(Items from a data source)

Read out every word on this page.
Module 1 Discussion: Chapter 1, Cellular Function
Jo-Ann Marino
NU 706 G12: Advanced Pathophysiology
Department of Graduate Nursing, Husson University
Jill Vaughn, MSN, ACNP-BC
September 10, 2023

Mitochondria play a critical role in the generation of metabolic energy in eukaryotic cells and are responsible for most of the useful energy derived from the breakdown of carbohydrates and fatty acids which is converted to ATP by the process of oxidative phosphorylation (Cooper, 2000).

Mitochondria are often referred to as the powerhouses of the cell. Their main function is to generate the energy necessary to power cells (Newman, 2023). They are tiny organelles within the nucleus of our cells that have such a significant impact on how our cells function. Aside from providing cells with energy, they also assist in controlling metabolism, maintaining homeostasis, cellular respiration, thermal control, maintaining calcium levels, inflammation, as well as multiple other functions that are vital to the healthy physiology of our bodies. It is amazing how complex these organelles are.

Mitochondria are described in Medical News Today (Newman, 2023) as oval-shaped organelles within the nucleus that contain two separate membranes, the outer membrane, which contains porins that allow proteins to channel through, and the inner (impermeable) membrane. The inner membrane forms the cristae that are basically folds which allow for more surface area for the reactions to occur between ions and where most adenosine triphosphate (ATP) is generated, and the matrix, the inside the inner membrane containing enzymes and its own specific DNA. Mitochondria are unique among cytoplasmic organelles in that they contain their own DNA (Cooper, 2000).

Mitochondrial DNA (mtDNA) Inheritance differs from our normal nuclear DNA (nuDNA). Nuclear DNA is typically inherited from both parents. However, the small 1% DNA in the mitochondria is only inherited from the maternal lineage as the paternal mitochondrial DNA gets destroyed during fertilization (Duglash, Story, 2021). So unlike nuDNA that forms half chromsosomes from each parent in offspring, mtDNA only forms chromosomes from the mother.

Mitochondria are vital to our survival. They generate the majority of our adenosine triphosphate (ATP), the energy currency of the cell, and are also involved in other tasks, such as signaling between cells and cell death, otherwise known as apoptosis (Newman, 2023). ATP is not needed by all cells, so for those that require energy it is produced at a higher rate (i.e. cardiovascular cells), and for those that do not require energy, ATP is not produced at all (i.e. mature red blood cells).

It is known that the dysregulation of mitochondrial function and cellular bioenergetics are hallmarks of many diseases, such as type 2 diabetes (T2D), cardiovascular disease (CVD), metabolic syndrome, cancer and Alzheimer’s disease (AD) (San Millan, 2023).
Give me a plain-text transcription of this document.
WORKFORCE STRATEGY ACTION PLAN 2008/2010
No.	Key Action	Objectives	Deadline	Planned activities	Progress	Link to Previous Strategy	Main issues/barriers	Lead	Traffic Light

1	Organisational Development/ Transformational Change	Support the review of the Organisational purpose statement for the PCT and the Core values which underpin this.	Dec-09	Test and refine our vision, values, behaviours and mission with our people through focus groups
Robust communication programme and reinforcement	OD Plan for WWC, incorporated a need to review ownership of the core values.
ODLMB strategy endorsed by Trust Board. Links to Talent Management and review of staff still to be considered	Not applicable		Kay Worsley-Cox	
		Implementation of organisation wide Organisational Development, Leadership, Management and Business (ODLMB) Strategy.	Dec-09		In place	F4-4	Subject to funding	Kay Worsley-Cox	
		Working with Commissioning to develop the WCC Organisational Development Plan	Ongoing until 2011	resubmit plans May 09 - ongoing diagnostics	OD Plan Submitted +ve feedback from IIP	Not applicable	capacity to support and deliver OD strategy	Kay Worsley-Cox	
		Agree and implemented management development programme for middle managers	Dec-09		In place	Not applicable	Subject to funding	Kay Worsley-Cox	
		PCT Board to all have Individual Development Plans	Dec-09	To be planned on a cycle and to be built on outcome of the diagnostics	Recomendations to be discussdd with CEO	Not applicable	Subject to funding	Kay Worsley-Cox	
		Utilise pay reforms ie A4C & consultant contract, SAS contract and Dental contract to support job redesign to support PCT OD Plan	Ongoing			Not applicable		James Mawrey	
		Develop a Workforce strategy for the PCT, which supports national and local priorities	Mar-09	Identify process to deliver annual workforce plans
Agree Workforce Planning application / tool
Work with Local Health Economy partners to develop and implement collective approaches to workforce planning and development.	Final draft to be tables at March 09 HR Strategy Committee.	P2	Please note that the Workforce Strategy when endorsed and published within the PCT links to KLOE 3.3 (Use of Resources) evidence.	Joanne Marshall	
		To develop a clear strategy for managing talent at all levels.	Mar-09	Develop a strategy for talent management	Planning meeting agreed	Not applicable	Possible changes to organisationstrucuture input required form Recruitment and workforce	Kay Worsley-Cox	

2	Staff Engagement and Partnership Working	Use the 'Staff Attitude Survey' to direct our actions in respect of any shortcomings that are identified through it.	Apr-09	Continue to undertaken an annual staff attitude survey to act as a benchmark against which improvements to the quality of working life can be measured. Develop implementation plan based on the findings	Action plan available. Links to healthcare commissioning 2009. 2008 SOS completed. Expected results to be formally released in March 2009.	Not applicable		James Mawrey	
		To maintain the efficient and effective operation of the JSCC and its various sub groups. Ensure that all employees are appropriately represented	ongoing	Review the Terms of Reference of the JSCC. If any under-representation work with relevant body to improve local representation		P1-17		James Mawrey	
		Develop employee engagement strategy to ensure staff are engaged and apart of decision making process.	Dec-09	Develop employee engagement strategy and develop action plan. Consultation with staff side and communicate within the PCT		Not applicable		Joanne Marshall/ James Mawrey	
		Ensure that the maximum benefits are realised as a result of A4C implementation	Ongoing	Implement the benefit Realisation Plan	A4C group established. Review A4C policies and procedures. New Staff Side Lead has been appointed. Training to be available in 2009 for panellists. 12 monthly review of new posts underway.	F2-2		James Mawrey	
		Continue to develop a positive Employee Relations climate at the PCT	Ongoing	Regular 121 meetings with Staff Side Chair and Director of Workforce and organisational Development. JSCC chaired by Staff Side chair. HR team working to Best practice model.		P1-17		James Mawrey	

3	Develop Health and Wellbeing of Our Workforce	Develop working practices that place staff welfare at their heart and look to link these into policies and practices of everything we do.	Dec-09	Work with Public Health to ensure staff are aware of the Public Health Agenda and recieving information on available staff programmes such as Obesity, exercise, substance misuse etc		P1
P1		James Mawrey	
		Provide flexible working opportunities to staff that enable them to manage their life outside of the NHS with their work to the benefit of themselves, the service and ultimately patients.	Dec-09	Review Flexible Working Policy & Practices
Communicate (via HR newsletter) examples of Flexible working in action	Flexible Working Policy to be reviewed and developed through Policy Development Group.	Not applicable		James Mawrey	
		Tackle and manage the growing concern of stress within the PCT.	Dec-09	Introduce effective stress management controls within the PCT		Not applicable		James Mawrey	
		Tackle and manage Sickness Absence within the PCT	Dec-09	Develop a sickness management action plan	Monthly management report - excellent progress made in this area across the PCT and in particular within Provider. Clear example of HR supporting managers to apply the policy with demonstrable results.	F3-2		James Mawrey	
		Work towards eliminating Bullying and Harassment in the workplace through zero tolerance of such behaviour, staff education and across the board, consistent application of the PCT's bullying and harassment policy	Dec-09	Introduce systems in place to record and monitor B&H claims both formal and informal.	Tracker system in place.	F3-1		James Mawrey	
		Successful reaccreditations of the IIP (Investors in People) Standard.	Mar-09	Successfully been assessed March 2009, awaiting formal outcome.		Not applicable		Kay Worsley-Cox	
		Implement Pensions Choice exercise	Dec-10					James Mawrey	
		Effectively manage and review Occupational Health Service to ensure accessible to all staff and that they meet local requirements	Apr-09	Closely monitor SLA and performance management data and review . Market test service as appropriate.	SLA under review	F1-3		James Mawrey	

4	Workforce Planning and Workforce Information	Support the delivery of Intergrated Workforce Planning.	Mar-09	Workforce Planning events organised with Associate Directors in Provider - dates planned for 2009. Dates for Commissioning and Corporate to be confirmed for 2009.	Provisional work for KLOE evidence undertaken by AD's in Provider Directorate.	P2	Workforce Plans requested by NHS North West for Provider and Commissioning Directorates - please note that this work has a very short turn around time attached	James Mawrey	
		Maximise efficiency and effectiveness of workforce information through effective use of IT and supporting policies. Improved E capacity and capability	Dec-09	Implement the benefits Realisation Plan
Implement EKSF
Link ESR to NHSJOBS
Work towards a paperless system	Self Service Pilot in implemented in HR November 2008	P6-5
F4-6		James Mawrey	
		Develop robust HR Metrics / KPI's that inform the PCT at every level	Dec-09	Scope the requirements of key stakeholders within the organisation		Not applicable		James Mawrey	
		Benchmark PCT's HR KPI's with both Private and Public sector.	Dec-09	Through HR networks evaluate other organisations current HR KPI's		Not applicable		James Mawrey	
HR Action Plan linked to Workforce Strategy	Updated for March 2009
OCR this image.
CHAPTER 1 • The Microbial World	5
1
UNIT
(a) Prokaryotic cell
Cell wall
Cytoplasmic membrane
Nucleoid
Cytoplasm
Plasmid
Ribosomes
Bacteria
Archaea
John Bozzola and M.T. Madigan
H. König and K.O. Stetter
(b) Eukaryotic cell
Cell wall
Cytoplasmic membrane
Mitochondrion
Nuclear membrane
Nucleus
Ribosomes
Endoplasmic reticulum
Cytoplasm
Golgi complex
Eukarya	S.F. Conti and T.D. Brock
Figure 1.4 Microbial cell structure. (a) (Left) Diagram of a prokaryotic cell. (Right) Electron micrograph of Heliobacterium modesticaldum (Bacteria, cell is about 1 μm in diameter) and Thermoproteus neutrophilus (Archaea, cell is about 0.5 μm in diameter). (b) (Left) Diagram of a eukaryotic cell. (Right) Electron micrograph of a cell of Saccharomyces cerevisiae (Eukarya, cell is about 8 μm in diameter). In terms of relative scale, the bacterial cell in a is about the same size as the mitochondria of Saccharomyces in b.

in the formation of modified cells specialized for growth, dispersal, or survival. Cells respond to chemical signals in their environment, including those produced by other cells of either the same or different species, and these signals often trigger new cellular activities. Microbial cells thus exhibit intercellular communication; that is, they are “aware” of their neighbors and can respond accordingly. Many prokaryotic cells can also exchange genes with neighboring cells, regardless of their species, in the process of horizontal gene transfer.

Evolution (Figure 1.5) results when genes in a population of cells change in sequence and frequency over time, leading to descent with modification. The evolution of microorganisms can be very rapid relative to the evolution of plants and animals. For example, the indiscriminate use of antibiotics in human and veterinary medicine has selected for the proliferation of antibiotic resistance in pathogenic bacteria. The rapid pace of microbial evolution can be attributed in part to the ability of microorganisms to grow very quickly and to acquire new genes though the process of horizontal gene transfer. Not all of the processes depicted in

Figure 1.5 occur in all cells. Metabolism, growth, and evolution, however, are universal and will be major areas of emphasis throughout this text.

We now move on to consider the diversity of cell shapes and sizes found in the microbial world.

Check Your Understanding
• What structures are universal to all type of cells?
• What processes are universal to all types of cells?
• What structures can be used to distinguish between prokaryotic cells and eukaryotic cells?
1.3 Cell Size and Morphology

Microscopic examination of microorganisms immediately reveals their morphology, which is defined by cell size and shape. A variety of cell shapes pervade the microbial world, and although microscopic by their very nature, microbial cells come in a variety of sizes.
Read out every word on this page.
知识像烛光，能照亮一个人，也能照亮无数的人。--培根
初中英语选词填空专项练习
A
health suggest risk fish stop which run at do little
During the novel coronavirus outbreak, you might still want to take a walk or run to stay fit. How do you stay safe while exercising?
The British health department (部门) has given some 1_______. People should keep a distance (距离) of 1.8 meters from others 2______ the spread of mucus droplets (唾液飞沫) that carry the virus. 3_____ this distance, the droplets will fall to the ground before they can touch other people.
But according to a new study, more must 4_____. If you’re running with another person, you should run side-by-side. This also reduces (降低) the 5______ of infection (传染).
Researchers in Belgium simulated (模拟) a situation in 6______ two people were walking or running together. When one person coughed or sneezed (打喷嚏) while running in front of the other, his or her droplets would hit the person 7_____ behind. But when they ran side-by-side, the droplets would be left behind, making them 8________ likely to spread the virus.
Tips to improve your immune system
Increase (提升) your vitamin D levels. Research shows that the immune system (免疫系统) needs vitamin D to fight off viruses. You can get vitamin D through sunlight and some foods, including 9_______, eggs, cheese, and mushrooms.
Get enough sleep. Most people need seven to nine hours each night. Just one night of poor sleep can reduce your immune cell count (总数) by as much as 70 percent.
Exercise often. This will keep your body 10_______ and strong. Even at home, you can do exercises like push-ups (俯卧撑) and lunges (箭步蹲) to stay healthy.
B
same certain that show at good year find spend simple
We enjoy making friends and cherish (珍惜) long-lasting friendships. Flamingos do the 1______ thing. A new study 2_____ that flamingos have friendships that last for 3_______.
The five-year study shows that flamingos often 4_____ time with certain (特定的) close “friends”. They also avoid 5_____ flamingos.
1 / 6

> **Required work**: The expected reply is a number only, the tally of lines in the data where the word "structures" is found.

> **Your response**: 2